═════ Given entries

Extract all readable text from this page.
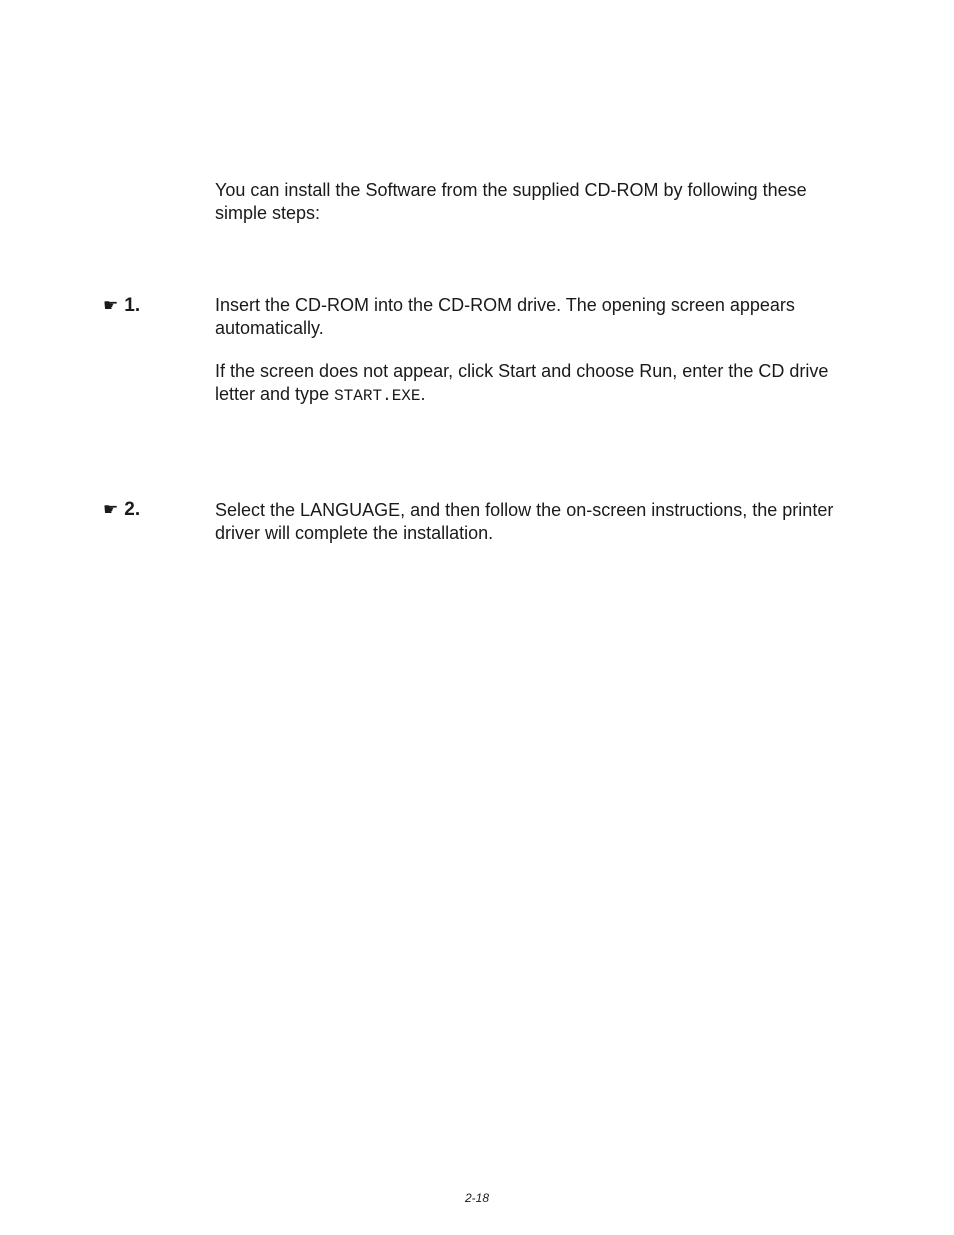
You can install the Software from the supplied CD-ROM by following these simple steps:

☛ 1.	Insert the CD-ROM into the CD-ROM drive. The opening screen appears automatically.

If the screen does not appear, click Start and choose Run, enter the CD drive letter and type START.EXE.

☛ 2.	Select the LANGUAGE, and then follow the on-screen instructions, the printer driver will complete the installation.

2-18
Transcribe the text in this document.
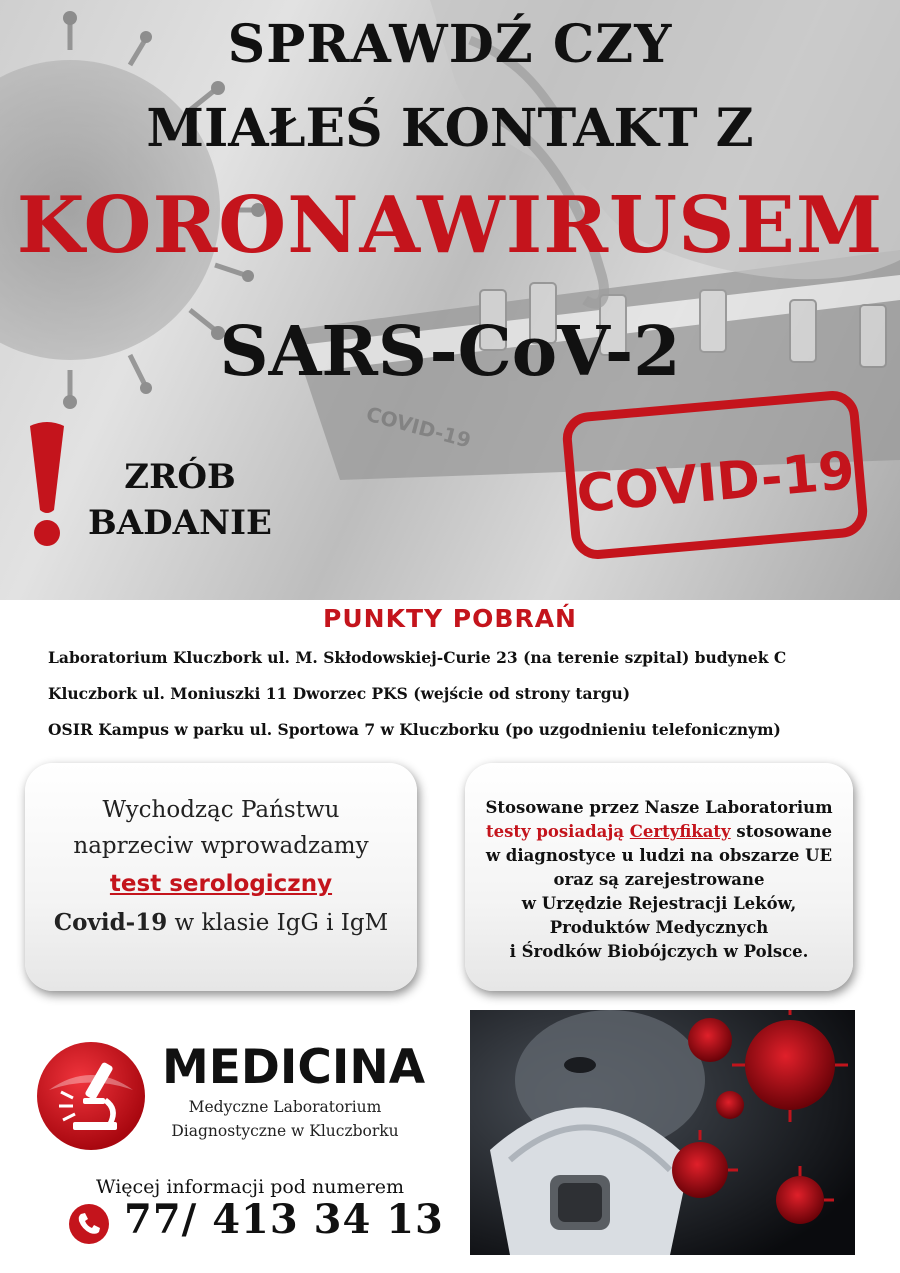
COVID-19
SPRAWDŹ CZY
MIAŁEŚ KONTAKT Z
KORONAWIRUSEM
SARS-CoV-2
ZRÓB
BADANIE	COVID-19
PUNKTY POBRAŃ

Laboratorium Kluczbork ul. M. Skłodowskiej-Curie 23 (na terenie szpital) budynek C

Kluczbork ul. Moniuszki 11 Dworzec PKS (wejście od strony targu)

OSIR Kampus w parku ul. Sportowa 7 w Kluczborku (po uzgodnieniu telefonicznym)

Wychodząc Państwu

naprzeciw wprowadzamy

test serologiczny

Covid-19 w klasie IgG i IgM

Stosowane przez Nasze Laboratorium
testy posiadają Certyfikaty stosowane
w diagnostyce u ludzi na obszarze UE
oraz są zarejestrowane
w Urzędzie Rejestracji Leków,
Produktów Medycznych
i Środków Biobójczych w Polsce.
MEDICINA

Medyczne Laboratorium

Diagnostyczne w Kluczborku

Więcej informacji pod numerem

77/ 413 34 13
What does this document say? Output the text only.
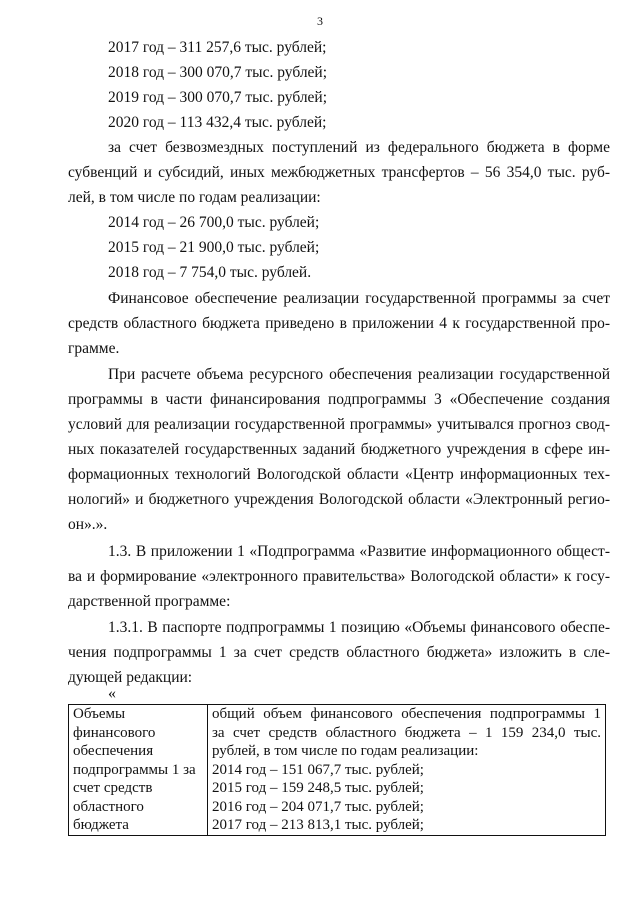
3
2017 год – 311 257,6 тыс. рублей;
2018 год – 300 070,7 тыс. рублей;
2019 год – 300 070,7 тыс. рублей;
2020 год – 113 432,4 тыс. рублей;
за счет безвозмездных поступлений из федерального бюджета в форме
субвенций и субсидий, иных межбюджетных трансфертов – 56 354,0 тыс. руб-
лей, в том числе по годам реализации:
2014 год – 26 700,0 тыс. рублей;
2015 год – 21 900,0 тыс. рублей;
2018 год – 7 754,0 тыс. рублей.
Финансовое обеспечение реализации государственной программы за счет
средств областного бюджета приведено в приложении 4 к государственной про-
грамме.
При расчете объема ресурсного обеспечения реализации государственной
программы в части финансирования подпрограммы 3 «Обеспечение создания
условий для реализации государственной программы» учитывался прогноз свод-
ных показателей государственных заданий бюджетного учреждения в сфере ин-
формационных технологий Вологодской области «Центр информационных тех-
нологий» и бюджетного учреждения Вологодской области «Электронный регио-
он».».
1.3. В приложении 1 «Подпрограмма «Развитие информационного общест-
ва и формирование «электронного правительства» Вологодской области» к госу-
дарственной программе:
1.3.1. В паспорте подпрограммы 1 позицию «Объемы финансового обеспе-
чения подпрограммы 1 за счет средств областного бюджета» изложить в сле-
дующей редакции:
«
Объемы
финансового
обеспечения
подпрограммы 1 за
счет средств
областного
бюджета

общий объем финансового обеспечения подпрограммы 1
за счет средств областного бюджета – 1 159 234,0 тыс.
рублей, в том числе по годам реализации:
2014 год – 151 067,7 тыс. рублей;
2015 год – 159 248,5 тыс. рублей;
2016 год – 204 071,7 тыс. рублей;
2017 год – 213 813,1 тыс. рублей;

══════════

*Instructions for the task*:
Scan the lines for the string "учреждения". Pick out every line that has it.

*Solved problem*:
ных показателей государственных заданий бюджетного учреждения в сфере ин-
нологий» и бюджетного учреждения Вологодской области «Электронный регио-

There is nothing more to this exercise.